→ DIRECTION
Restate, word for word, every line of the data.

▬▬▬▬▬▬▬▬▬▬

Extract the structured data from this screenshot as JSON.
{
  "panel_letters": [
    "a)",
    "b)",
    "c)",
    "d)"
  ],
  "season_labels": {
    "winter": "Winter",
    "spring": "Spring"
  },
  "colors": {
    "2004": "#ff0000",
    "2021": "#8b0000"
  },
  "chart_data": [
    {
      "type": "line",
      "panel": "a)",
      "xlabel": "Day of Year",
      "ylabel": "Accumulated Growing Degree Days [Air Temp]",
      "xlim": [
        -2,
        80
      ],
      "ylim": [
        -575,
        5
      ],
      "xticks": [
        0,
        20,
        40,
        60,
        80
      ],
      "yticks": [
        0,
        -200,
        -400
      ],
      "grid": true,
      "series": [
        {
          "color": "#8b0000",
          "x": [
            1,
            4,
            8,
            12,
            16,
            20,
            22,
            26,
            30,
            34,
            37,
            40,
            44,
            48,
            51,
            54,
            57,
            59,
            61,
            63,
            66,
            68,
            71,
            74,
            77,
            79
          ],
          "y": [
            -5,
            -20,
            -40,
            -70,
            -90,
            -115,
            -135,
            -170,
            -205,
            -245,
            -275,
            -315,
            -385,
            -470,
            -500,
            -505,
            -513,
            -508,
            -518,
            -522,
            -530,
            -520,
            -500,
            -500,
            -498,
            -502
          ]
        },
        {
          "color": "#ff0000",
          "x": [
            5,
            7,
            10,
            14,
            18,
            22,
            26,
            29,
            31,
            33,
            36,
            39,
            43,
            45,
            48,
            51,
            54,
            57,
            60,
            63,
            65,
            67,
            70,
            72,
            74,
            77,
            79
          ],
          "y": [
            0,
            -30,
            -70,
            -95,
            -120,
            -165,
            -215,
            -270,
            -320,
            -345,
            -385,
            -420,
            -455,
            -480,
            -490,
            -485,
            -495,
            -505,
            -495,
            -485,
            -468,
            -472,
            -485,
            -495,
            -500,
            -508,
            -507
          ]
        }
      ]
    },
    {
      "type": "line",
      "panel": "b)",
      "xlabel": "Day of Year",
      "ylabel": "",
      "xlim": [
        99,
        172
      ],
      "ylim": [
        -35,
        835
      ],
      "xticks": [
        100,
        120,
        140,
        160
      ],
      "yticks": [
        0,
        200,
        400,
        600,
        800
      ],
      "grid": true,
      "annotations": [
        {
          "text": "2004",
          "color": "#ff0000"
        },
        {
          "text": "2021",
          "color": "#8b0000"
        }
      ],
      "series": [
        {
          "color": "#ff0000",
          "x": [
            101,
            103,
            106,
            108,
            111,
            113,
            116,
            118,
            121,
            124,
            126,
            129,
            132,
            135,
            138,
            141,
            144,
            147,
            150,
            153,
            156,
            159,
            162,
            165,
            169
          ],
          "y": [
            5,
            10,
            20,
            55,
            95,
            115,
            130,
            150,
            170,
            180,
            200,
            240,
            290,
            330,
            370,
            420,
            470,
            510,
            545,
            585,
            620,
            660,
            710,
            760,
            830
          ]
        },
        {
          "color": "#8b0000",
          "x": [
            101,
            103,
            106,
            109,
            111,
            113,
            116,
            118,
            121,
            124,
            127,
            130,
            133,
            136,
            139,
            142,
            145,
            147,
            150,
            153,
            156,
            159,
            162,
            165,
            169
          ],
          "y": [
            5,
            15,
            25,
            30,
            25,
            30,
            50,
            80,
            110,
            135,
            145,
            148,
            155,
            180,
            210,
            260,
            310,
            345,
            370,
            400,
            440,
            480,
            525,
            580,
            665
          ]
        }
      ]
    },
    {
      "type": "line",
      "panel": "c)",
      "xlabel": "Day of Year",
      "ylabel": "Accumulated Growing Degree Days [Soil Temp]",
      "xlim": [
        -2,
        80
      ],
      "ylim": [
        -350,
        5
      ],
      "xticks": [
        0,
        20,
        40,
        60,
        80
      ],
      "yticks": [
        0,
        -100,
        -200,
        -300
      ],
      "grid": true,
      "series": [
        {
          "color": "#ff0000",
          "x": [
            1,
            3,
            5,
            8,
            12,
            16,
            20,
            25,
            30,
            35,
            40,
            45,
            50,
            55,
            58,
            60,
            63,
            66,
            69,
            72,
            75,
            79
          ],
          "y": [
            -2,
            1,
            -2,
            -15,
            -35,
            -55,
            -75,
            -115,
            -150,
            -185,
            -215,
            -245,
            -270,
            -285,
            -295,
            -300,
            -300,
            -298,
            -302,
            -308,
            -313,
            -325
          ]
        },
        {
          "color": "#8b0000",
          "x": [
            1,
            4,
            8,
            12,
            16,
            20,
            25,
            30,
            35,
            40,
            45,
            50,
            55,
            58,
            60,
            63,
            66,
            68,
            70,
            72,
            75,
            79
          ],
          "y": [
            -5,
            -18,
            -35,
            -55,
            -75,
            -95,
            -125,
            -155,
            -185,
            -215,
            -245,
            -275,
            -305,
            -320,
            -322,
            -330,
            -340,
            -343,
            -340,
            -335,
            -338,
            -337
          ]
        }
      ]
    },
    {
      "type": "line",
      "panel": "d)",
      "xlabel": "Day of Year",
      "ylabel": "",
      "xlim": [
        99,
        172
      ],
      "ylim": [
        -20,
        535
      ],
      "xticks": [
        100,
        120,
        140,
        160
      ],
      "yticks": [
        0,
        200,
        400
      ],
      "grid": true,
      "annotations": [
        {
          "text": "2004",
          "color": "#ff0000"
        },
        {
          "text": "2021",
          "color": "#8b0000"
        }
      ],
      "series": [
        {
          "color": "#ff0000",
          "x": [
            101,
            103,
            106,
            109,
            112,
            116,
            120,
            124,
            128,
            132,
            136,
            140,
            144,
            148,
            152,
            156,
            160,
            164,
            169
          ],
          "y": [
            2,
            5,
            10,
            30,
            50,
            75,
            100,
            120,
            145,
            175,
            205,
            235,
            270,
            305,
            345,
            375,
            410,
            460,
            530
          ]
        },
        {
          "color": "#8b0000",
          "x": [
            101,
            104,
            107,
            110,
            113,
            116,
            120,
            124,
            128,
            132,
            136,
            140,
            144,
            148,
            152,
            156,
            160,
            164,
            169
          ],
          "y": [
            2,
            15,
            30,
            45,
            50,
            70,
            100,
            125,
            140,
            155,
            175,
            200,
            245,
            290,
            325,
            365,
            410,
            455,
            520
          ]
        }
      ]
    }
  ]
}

▬▬▬▬▬▬▬▬▬▬

→ ANSWER TO THIS EXERCISE
Extract the structured data from this screenshot as JSON.
{
  "panel_letters": [
    "a)",
    "b)",
    "c)",
    "d)"
  ],
  "season_labels": {
    "winter": "Winter",
    "spring": "Spring"
  },
  "colors": {
    "2004": "#ff0000",
    "2021": "#8b0000"
  },
  "chart_data": [
    {
      "type": "line",
      "panel": "a)",
      "xlabel": "Day of Year",
      "ylabel": "Accumulated Growing Degree Days [Air Temp]",
      "xlim": [
        -2,
        80
      ],
      "ylim": [
        -575,
        5
      ],
      "xticks": [
        0,
        20,
        40,
        60,
        80
      ],
      "yticks": [
        0,
        -200,
        -400
      ],
      "grid": true,
      "series": [
        {
          "color": "#8b0000",
          "x": [
            1,
            4,
            8,
            12,
            16,
            20,
            22,
            26,
            30,
            34,
            37,
            40,
            44,
            48,
            51,
            54,
            57,
            59,
            61,
            63,
            66,
            68,
            71,
            74,
            77,
            79
          ],
          "y": [
            -5,
            -20,
            -40,
            -70,
            -90,
            -115,
            -135,
            -170,
            -205,
            -245,
            -275,
            -315,
            -385,
            -470,
            -500,
            -505,
            -513,
            -508,
            -518,
            -522,
            -530,
            -520,
            -500,
            -500,
            -498,
            -502
          ]
        },
        {
          "color": "#ff0000",
          "x": [
            5,
            7,
            10,
            14,
            18,
            22,
            26,
            29,
            31,
            33,
            36,
            39,
            43,
            45,
            48,
            51,
            54,
            57,
            60,
            63,
            65,
            67,
            70,
            72,
            74,
            77,
            79
          ],
          "y": [
            0,
            -30,
            -70,
            -95,
            -120,
            -165,
            -215,
            -270,
            -320,
            -345,
            -385,
            -420,
            -455,
            -480,
            -490,
            -485,
            -495,
            -505,
            -495,
            -485,
            -468,
            -472,
            -485,
            -495,
            -500,
            -508,
            -507
          ]
        }
      ]
    },
    {
      "type": "line",
      "panel": "b)",
      "xlabel": "Day of Year",
      "ylabel": "",
      "xlim": [
        99,
        172
      ],
      "ylim": [
        -35,
        835
      ],
      "xticks": [
        100,
        120,
        140,
        160
      ],
      "yticks": [
        0,
        200,
        400,
        600,
        800
      ],
      "grid": true,
      "annotations": [
        {
          "text": "2004",
          "color": "#ff0000"
        },
        {
          "text": "2021",
          "color": "#8b0000"
        }
      ],
      "series": [
        {
          "color": "#ff0000",
          "x": [
            101,
            103,
            106,
            108,
            111,
            113,
            116,
            118,
            121,
            124,
            126,
            129,
            132,
            135,
            138,
            141,
            144,
            147,
            150,
            153,
            156,
            159,
            162,
            165,
            169
          ],
          "y": [
            5,
            10,
            20,
            55,
            95,
            115,
            130,
            150,
            170,
            180,
            200,
            240,
            290,
            330,
            370,
            420,
            470,
            510,
            545,
            585,
            620,
            660,
            710,
            760,
            830
          ]
        },
        {
          "color": "#8b0000",
          "x": [
            101,
            103,
            106,
            109,
            111,
            113,
            116,
            118,
            121,
            124,
            127,
            130,
            133,
            136,
            139,
            142,
            145,
            147,
            150,
            153,
            156,
            159,
            162,
            165,
            169
          ],
          "y": [
            5,
            15,
            25,
            30,
            25,
            30,
            50,
            80,
            110,
            135,
            145,
            148,
            155,
            180,
            210,
            260,
            310,
            345,
            370,
            400,
            440,
            480,
            525,
            580,
            665
          ]
        }
      ]
    },
    {
      "type": "line",
      "panel": "c)",
      "xlabel": "Day of Year",
      "ylabel": "Accumulated Growing Degree Days [Soil Temp]",
      "xlim": [
        -2,
        80
      ],
      "ylim": [
        -350,
        5
      ],
      "xticks": [
        0,
        20,
        40,
        60,
        80
      ],
      "yticks": [
        0,
        -100,
        -200,
        -300
      ],
      "grid": true,
      "series": [
        {
          "color": "#ff0000",
          "x": [
            1,
            3,
            5,
            8,
            12,
            16,
            20,
            25,
            30,
            35,
            40,
            45,
            50,
            55,
            58,
            60,
            63,
            66,
            69,
            72,
            75,
            79
          ],
          "y": [
            -2,
            1,
            -2,
            -15,
            -35,
            -55,
            -75,
            -115,
            -150,
            -185,
            -215,
            -245,
            -270,
            -285,
            -295,
            -300,
            -300,
            -298,
            -302,
            -308,
            -313,
            -325
          ]
        },
        {
          "color": "#8b0000",
          "x": [
            1,
            4,
            8,
            12,
            16,
            20,
            25,
            30,
            35,
            40,
            45,
            50,
            55,
            58,
            60,
            63,
            66,
            68,
            70,
            72,
            75,
            79
          ],
          "y": [
            -5,
            -18,
            -35,
            -55,
            -75,
            -95,
            -125,
            -155,
            -185,
            -215,
            -245,
            -275,
            -305,
            -320,
            -322,
            -330,
            -340,
            -343,
            -340,
            -335,
            -338,
            -337
          ]
        }
      ]
    },
    {
      "type": "line",
      "panel": "d)",
      "xlabel": "Day of Year",
      "ylabel": "",
      "xlim": [
        99,
        172
      ],
      "ylim": [
        -20,
        535
      ],
      "xticks": [
        100,
        120,
        140,
        160
      ],
      "yticks": [
        0,
        200,
        400
      ],
      "grid": true,
      "annotations": [
        {
          "text": "2004",
          "color": "#ff0000"
        },
        {
          "text": "2021",
          "color": "#8b0000"
        }
      ],
      "series": [
        {
          "color": "#ff0000",
          "x": [
            101,
            103,
            106,
            109,
            112,
            116,
            120,
            124,
            128,
            132,
            136,
            140,
            144,
            148,
            152,
            156,
            160,
            164,
            169
          ],
          "y": [
            2,
            5,
            10,
            30,
            50,
            75,
            100,
            120,
            145,
            175,
            205,
            235,
            270,
            305,
            345,
            375,
            410,
            460,
            530
          ]
        },
        {
          "color": "#8b0000",
          "x": [
            101,
            104,
            107,
            110,
            113,
            116,
            120,
            124,
            128,
            132,
            136,
            140,
            144,
            148,
            152,
            156,
            160,
            164,
            169
          ],
          "y": [
            2,
            15,
            30,
            45,
            50,
            70,
            100,
            125,
            140,
            155,
            175,
            200,
            245,
            290,
            325,
            365,
            410,
            455,
            520
          ]
        }
      ]
    }
  ]
}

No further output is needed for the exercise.